- _EXERCISE INSTRUCTIONS_: Extract every line from the records below that contains the word "name".

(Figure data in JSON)
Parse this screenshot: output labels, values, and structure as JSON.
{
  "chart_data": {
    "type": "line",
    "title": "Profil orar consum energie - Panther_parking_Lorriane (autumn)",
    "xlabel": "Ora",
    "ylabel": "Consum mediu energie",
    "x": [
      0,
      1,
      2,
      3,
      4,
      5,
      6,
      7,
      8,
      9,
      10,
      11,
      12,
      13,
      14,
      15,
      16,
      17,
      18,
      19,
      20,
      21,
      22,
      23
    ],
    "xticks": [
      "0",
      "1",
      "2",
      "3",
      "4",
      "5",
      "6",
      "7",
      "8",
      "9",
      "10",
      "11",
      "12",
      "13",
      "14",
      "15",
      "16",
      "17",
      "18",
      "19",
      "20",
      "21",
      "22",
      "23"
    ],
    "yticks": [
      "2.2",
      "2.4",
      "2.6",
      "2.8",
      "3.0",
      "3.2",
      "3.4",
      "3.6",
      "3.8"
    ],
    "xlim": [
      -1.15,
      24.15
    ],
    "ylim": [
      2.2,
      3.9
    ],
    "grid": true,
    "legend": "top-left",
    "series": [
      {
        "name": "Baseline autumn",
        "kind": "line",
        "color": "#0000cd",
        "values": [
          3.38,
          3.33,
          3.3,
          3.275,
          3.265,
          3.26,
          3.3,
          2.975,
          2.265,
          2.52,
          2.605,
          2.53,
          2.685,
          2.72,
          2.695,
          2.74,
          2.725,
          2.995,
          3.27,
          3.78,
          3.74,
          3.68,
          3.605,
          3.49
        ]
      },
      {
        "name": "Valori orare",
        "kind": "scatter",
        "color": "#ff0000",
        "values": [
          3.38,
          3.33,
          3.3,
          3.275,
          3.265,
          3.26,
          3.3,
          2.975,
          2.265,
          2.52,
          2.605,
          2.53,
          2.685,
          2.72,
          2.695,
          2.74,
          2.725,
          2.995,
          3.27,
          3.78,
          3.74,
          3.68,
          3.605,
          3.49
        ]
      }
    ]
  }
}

- _RESULT OF THIS EXERCISE_:
        "name": "Baseline autumn",
        "name": "Valori orare",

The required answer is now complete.